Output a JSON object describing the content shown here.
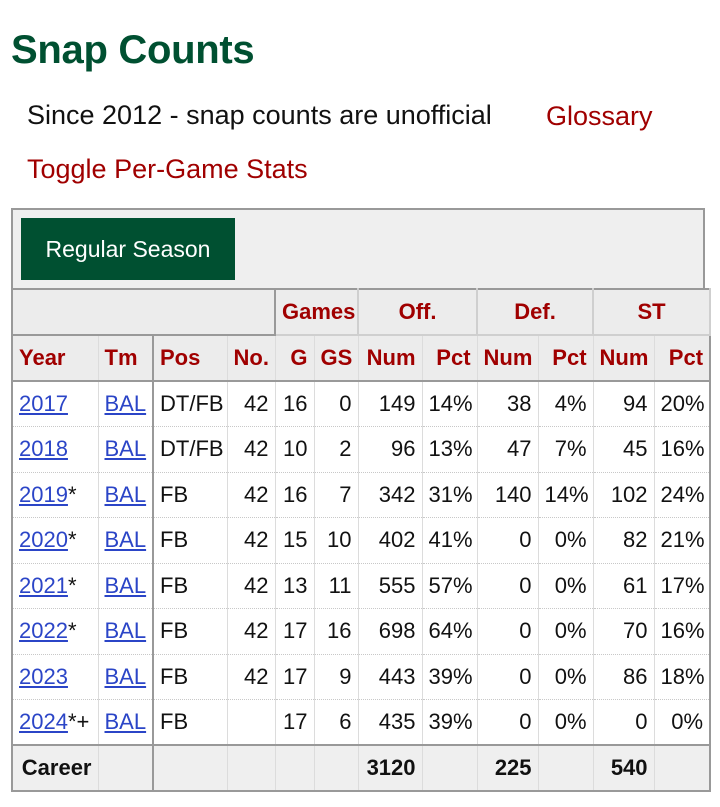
{
  "header": {
    "title": "Snap Counts",
    "subtitle": "Since 2012 - snap counts are unofficial",
    "glossary_link": "Glossary",
    "toggle_link": "Toggle Per-Game Stats"
  },
  "tabs": {
    "active_label": "Regular Season"
  },
  "table": {
    "over_headers": {
      "games": "Games",
      "off": "Off.",
      "def": "Def.",
      "st": "ST"
    },
    "columns": [
      "Year",
      "Tm",
      "Pos",
      "No.",
      "G",
      "GS",
      "Num",
      "Pct",
      "Num",
      "Pct",
      "Num",
      "Pct"
    ],
    "rows": [
      {
        "year": "2017",
        "mark": "",
        "tm": "BAL",
        "pos": "DT/FB",
        "no": "42",
        "g": "16",
        "gs": "0",
        "off_num": "149",
        "off_pct": "14%",
        "def_num": "38",
        "def_pct": "4%",
        "st_num": "94",
        "st_pct": "20%"
      },
      {
        "year": "2018",
        "mark": "",
        "tm": "BAL",
        "pos": "DT/FB",
        "no": "42",
        "g": "10",
        "gs": "2",
        "off_num": "96",
        "off_pct": "13%",
        "def_num": "47",
        "def_pct": "7%",
        "st_num": "45",
        "st_pct": "16%"
      },
      {
        "year": "2019",
        "mark": "*",
        "tm": "BAL",
        "pos": "FB",
        "no": "42",
        "g": "16",
        "gs": "7",
        "off_num": "342",
        "off_pct": "31%",
        "def_num": "140",
        "def_pct": "14%",
        "st_num": "102",
        "st_pct": "24%"
      },
      {
        "year": "2020",
        "mark": "*",
        "tm": "BAL",
        "pos": "FB",
        "no": "42",
        "g": "15",
        "gs": "10",
        "off_num": "402",
        "off_pct": "41%",
        "def_num": "0",
        "def_pct": "0%",
        "st_num": "82",
        "st_pct": "21%"
      },
      {
        "year": "2021",
        "mark": "*",
        "tm": "BAL",
        "pos": "FB",
        "no": "42",
        "g": "13",
        "gs": "11",
        "off_num": "555",
        "off_pct": "57%",
        "def_num": "0",
        "def_pct": "0%",
        "st_num": "61",
        "st_pct": "17%"
      },
      {
        "year": "2022",
        "mark": "*",
        "tm": "BAL",
        "pos": "FB",
        "no": "42",
        "g": "17",
        "gs": "16",
        "off_num": "698",
        "off_pct": "64%",
        "def_num": "0",
        "def_pct": "0%",
        "st_num": "70",
        "st_pct": "16%"
      },
      {
        "year": "2023",
        "mark": "",
        "tm": "BAL",
        "pos": "FB",
        "no": "42",
        "g": "17",
        "gs": "9",
        "off_num": "443",
        "off_pct": "39%",
        "def_num": "0",
        "def_pct": "0%",
        "st_num": "86",
        "st_pct": "18%"
      },
      {
        "year": "2024",
        "mark": "*+",
        "tm": "BAL",
        "pos": "FB",
        "no": "",
        "g": "17",
        "gs": "6",
        "off_num": "435",
        "off_pct": "39%",
        "def_num": "0",
        "def_pct": "0%",
        "st_num": "0",
        "st_pct": "0%"
      }
    ],
    "career": {
      "label": "Career",
      "off_num": "3120",
      "def_num": "225",
      "st_num": "540"
    }
  },
  "colors": {
    "brand_green": "#005031",
    "header_red": "#a00000",
    "link_blue": "#2b45c7"
  }
}
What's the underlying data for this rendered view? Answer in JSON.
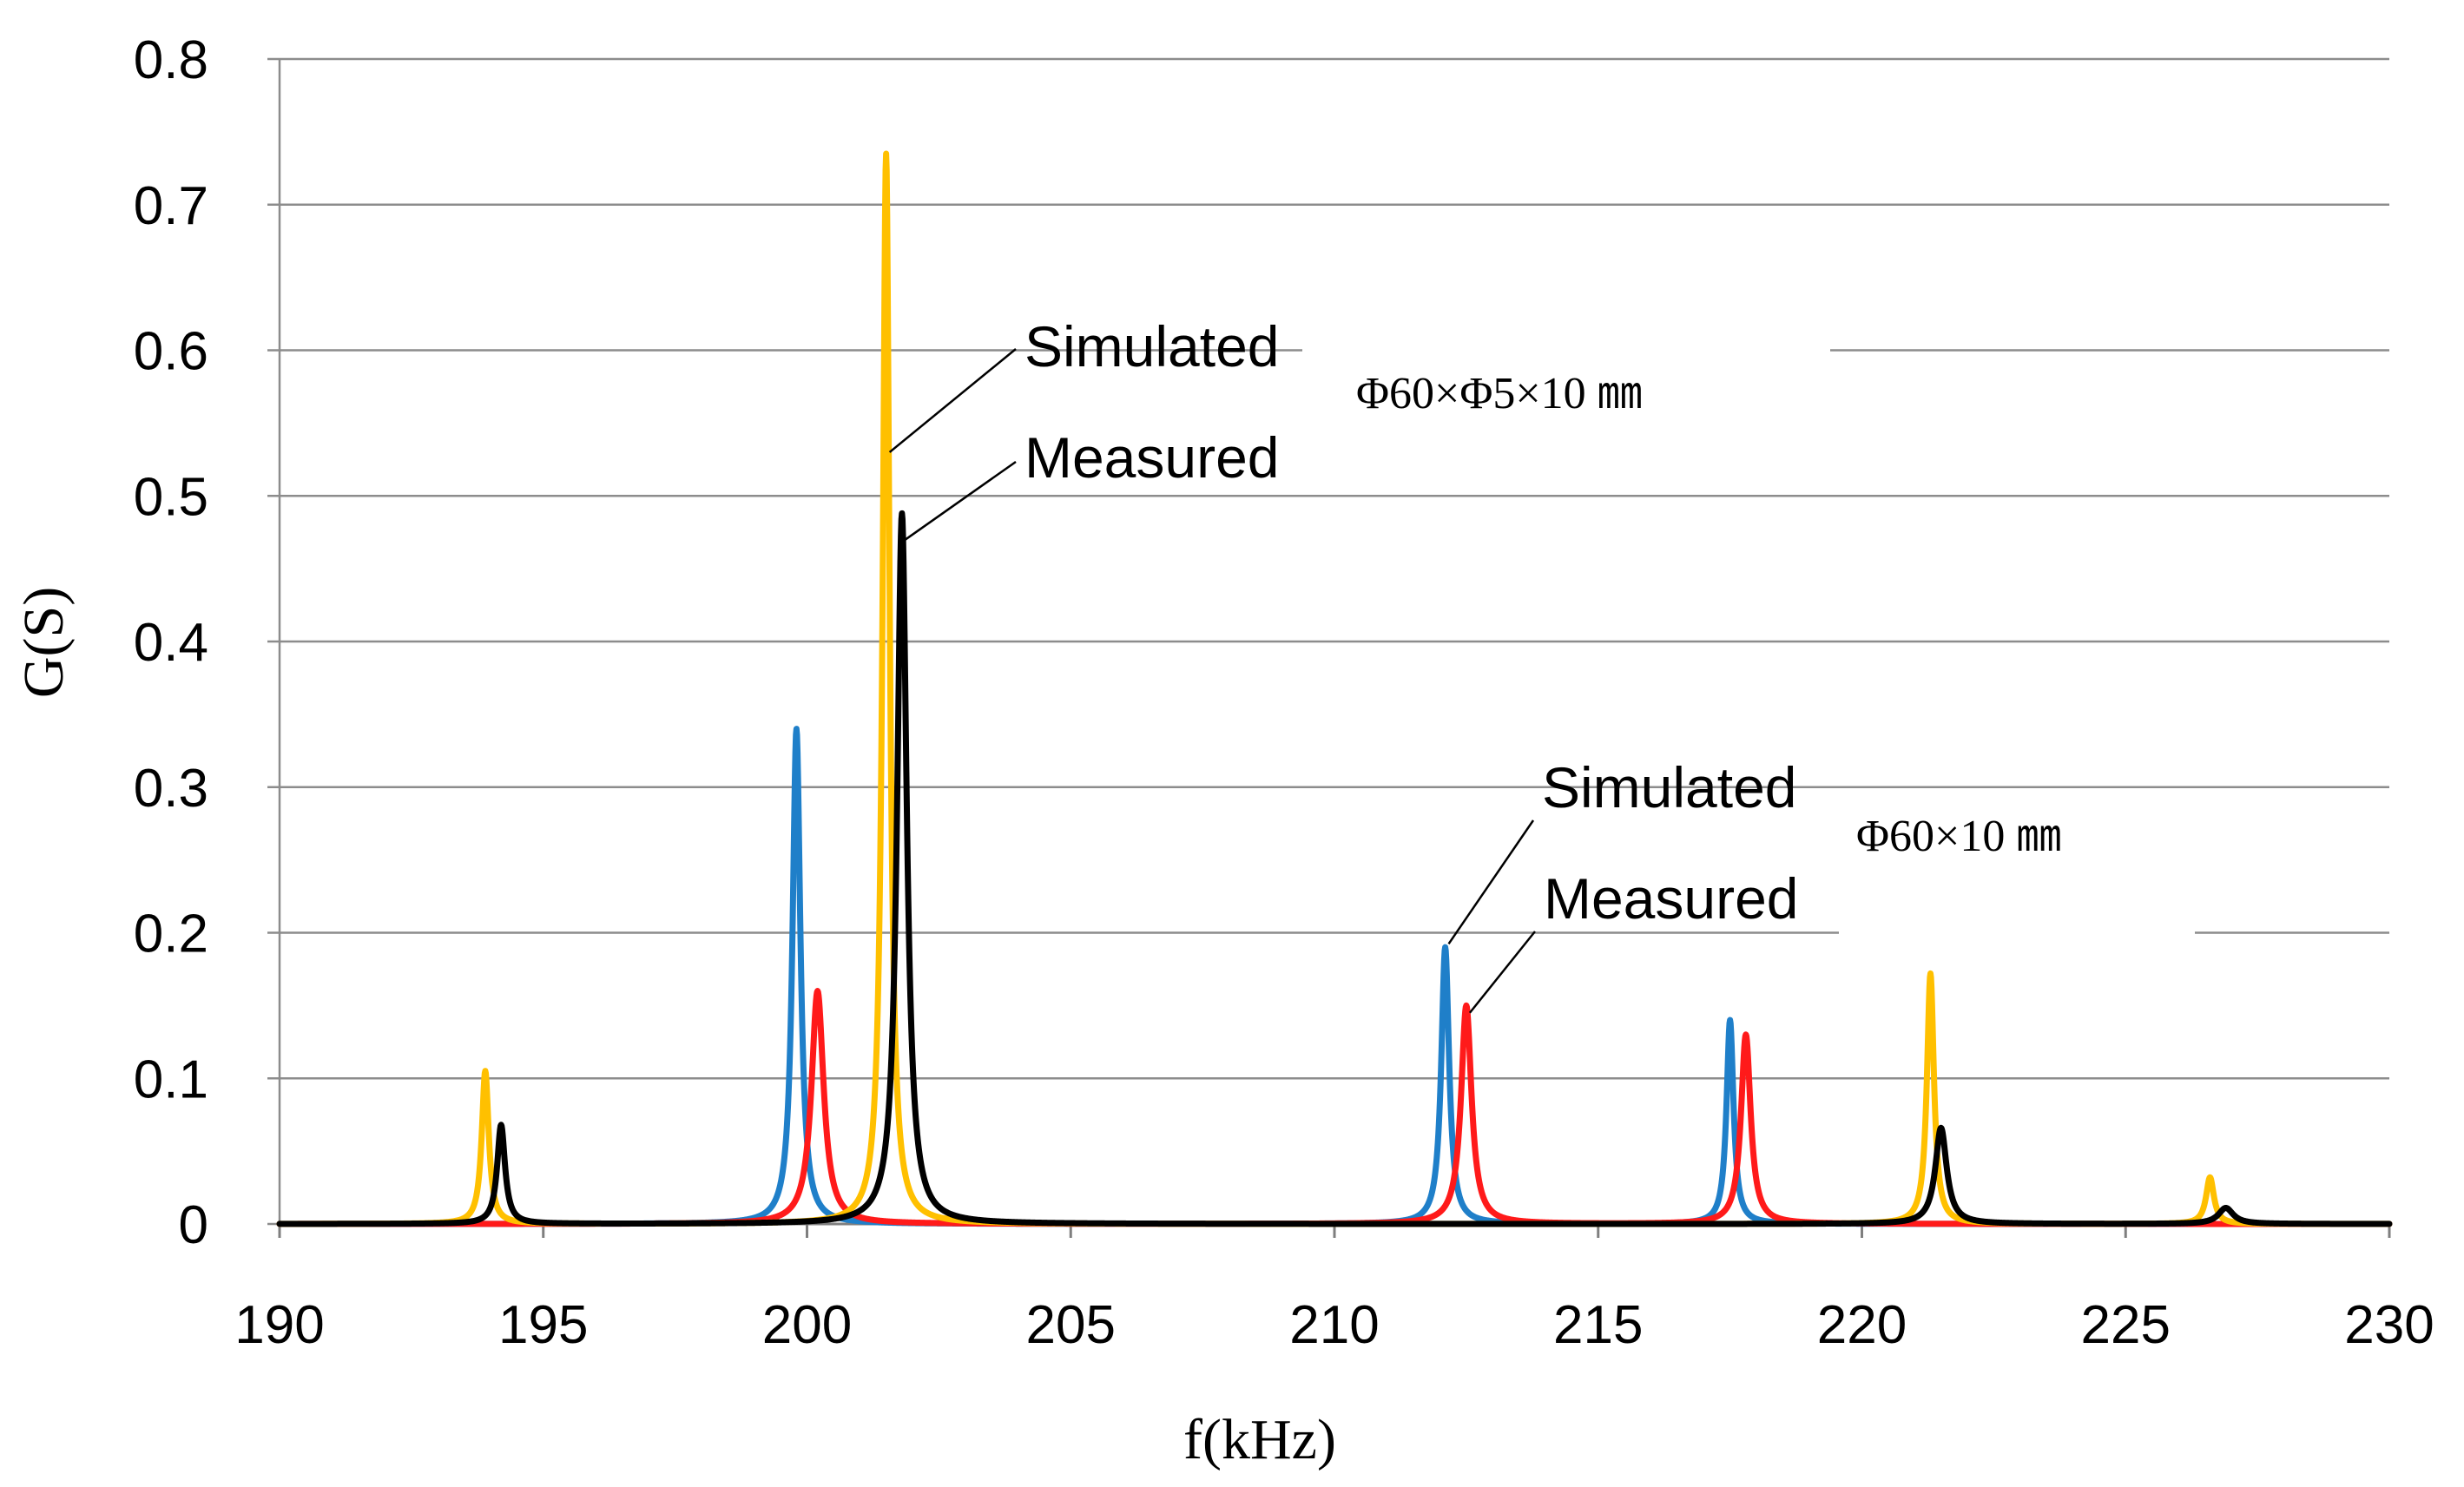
{
  "chart_data": {
    "type": "line",
    "title": "",
    "xlabel": "f(kHz)",
    "ylabel": "G(S)",
    "xlim": [
      190,
      230
    ],
    "ylim": [
      0,
      0.8
    ],
    "xticks": [
      190,
      195,
      200,
      205,
      210,
      215,
      220,
      225,
      230
    ],
    "yticks": [
      0,
      0.1,
      0.2,
      0.3,
      0.4,
      0.5,
      0.6,
      0.7,
      0.8
    ],
    "grid": true,
    "series": [
      {
        "name": "Simulated Φ60×10 mm",
        "color": "#1f7fc9",
        "peaks": [
          {
            "f": 199.8,
            "g": 0.34,
            "w": 0.09
          },
          {
            "f": 212.1,
            "g": 0.19,
            "w": 0.09
          },
          {
            "f": 217.5,
            "g": 0.14,
            "w": 0.08
          }
        ]
      },
      {
        "name": "Measured Φ60×10 mm",
        "color": "#ff1a1a",
        "peaks": [
          {
            "f": 200.2,
            "g": 0.16,
            "w": 0.14
          },
          {
            "f": 212.5,
            "g": 0.15,
            "w": 0.12
          },
          {
            "f": 217.8,
            "g": 0.13,
            "w": 0.11
          }
        ]
      },
      {
        "name": "Simulated Φ60×Φ5×10 mm",
        "color": "#ffc000",
        "peaks": [
          {
            "f": 193.9,
            "g": 0.105,
            "w": 0.08
          },
          {
            "f": 201.5,
            "g": 0.735,
            "w": 0.08
          },
          {
            "f": 221.3,
            "g": 0.172,
            "w": 0.08
          },
          {
            "f": 226.6,
            "g": 0.032,
            "w": 0.09
          }
        ]
      },
      {
        "name": "Measured Φ60×Φ5×10 mm",
        "color": "#000000",
        "peaks": [
          {
            "f": 194.2,
            "g": 0.068,
            "w": 0.09
          },
          {
            "f": 201.8,
            "g": 0.488,
            "w": 0.11
          },
          {
            "f": 221.5,
            "g": 0.066,
            "w": 0.13
          },
          {
            "f": 226.9,
            "g": 0.011,
            "w": 0.17
          }
        ]
      }
    ],
    "annotations": {
      "group1": {
        "dimension": "Φ60×Φ5×10 ㎜",
        "simulated": "Simulated",
        "measured": "Measured",
        "simulated_target": {
          "f": 201.5,
          "g": 0.53
        },
        "measured_target": {
          "f": 201.8,
          "g": 0.47
        }
      },
      "group2": {
        "dimension": "Φ60×10 ㎜",
        "simulated": "Simulated",
        "measured": "Measured",
        "simulated_target": {
          "f": 212.1,
          "g": 0.19
        },
        "measured_target": {
          "f": 212.5,
          "g": 0.145
        }
      }
    }
  }
}
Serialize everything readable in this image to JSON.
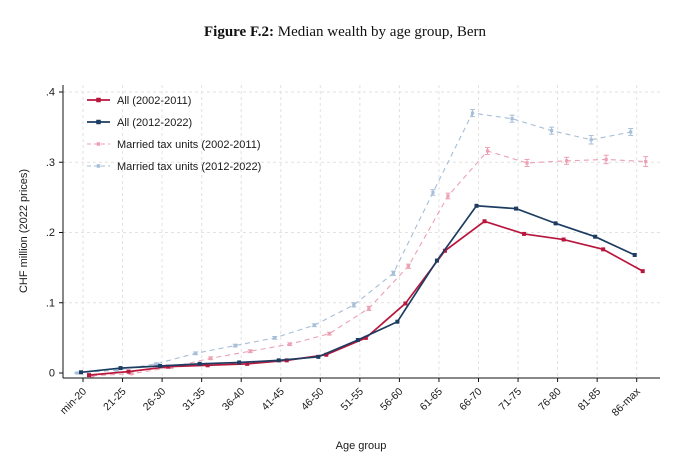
{
  "title": {
    "prefix": "Figure F.2:",
    "text": " Median wealth by age group, Bern"
  },
  "chart_data": {
    "type": "line",
    "title": "Figure F.2: Median wealth by age group, Bern",
    "xlabel": "Age group",
    "ylabel": "CHF million (2022 prices)",
    "ylim": [
      0,
      0.4
    ],
    "yticks": [
      0,
      0.1,
      0.2,
      0.3,
      0.4
    ],
    "ytick_labels": [
      "0",
      ".1",
      ".2",
      ".3",
      ".4"
    ],
    "grid": "both-dashed",
    "legend_position": "top-left-inside",
    "categories": [
      "min-20",
      "21-25",
      "26-30",
      "31-35",
      "36-40",
      "41-45",
      "46-50",
      "51-55",
      "56-60",
      "61-65",
      "66-70",
      "71-75",
      "76-80",
      "81-85",
      "86-max"
    ],
    "series": [
      {
        "name": "All (2002-2011)",
        "color": "#b8173d",
        "style": "solid",
        "marker": "square",
        "x_offset": 6,
        "values": [
          -0.003,
          0.002,
          0.009,
          0.011,
          0.013,
          0.018,
          0.026,
          0.05,
          0.099,
          0.174,
          0.216,
          0.198,
          0.19,
          0.176,
          0.145
        ]
      },
      {
        "name": "All (2012-2022)",
        "color": "#1c3d61",
        "style": "solid",
        "marker": "square",
        "x_offset": -2,
        "values": [
          0.001,
          0.007,
          0.01,
          0.013,
          0.015,
          0.018,
          0.023,
          0.047,
          0.073,
          0.16,
          0.238,
          0.234,
          0.213,
          0.194,
          0.168
        ]
      },
      {
        "name": "Married tax units (2002-2011)",
        "color": "#eca0b4",
        "style": "dashed",
        "marker": "square",
        "x_offset": 9,
        "values": [
          -0.004,
          -0.001,
          0.008,
          0.021,
          0.031,
          0.041,
          0.056,
          0.092,
          0.152,
          0.252,
          0.316,
          0.299,
          0.302,
          0.304,
          0.301
        ],
        "errors": [
          0.001,
          0.001,
          0.001,
          0.002,
          0.002,
          0.002,
          0.002,
          0.003,
          0.003,
          0.004,
          0.005,
          0.005,
          0.005,
          0.006,
          0.007
        ]
      },
      {
        "name": "Married tax units (2012-2022)",
        "color": "#a6bed8",
        "style": "dashed",
        "marker": "square",
        "x_offset": -6,
        "values": [
          0.0,
          0.004,
          0.013,
          0.028,
          0.039,
          0.05,
          0.068,
          0.097,
          0.142,
          0.257,
          0.37,
          0.362,
          0.345,
          0.332,
          0.343
        ],
        "errors": [
          0.001,
          0.001,
          0.001,
          0.002,
          0.002,
          0.002,
          0.002,
          0.003,
          0.003,
          0.004,
          0.005,
          0.005,
          0.005,
          0.006,
          0.005
        ]
      }
    ]
  },
  "colors": {
    "grid": "#e2e2e2",
    "axis": "#111111",
    "text": "#1a1a1a"
  }
}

########################################

=== What you will do ===
From the data above, gather every line that includes the word "text".

=== Complete response ===
    "text": " Median wealth by age group, Bern"
    "text": "#1a1a1a"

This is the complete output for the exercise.